====== SOURCE MATERIAL ======

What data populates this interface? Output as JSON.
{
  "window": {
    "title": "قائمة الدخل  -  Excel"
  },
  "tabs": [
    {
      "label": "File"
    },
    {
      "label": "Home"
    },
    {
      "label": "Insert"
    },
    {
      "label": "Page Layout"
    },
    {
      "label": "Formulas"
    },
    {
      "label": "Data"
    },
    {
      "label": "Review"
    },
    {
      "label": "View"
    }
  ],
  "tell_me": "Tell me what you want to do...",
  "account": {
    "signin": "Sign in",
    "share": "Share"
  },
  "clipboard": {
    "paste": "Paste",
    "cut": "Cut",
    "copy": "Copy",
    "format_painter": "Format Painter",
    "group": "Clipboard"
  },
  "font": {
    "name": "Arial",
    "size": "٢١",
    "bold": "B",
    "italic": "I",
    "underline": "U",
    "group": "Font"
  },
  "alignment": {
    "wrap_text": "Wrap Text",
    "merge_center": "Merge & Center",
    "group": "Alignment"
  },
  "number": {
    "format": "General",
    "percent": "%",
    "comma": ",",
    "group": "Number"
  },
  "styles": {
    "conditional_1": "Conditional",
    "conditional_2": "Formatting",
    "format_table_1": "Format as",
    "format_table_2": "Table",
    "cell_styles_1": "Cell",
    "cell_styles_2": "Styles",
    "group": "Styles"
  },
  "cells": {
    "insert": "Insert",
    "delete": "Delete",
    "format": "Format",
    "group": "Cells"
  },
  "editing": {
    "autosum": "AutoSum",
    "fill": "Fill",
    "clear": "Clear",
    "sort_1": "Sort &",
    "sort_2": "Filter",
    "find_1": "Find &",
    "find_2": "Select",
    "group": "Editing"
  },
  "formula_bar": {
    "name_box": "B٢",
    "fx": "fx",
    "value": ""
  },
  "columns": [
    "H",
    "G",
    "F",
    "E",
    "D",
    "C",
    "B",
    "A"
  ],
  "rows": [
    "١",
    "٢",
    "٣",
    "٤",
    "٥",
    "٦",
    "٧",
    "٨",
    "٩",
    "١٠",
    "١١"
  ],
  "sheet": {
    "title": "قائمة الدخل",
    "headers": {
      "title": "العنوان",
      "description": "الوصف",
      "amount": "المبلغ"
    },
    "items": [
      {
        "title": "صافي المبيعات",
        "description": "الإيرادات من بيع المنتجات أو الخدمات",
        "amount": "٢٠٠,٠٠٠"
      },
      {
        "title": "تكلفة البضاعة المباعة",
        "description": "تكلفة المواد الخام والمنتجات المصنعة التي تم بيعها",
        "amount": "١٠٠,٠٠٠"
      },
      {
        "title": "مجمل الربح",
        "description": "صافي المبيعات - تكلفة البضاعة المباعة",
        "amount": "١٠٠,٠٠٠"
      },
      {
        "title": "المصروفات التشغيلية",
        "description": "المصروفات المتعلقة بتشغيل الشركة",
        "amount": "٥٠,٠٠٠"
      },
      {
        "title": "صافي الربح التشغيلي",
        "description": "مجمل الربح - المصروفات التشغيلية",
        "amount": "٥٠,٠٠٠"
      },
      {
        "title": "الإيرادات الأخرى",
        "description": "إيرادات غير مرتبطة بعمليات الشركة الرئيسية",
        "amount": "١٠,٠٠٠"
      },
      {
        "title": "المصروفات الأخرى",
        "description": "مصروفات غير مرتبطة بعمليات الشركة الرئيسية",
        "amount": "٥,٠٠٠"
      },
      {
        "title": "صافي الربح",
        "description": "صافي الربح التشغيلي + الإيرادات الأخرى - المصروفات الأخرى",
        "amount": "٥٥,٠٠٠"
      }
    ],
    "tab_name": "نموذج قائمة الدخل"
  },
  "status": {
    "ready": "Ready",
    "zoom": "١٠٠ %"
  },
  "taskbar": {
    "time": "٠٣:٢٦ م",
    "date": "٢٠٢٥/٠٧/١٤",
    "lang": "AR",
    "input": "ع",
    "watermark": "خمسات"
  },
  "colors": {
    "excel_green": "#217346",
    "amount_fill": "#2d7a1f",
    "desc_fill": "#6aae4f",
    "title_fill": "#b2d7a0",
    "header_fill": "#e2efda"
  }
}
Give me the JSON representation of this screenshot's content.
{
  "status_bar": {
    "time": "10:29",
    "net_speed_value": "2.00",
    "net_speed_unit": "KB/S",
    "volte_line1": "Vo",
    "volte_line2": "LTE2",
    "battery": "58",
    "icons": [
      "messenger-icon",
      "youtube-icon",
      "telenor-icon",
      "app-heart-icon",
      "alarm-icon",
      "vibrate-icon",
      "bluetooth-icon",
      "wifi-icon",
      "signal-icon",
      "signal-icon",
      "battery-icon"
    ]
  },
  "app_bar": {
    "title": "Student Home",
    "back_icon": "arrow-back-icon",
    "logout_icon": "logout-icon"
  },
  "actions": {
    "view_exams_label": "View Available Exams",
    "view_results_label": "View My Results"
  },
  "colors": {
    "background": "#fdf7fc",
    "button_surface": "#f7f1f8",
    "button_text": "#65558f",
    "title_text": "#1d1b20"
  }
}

======

* _DIRECTION_
Your task is to report how many lines of the material include the string "التشغيلية". Give the number and no other words.

* _RESULT FOR THIS TASK_
2